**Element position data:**
%%

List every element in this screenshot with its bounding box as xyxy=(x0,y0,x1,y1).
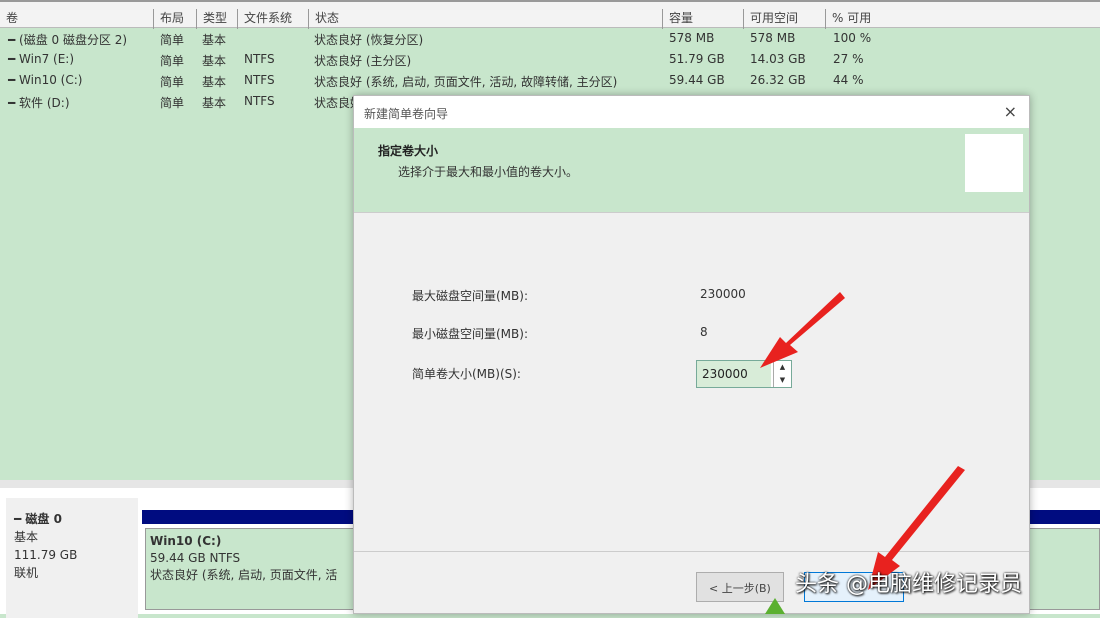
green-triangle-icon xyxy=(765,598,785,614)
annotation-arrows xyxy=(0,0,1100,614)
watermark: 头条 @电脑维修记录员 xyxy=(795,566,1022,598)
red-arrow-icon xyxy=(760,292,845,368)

%%

**Task statement:** Convert the rows above into a numbered list, skipping any blank lines and omitting the pictures.

**Worked answer:**
1. List every element in this screenshot with its bounding box as xyxy=(x0,y0,x1,y1).
2. green-triangle-icon xyxy=(765,598,785,614)
3. annotation-arrows xyxy=(0,0,1100,614)
4. watermark: 头条 @电脑维修记录员 xyxy=(795,566,1022,598)
5. red-arrow-icon xyxy=(760,292,845,368)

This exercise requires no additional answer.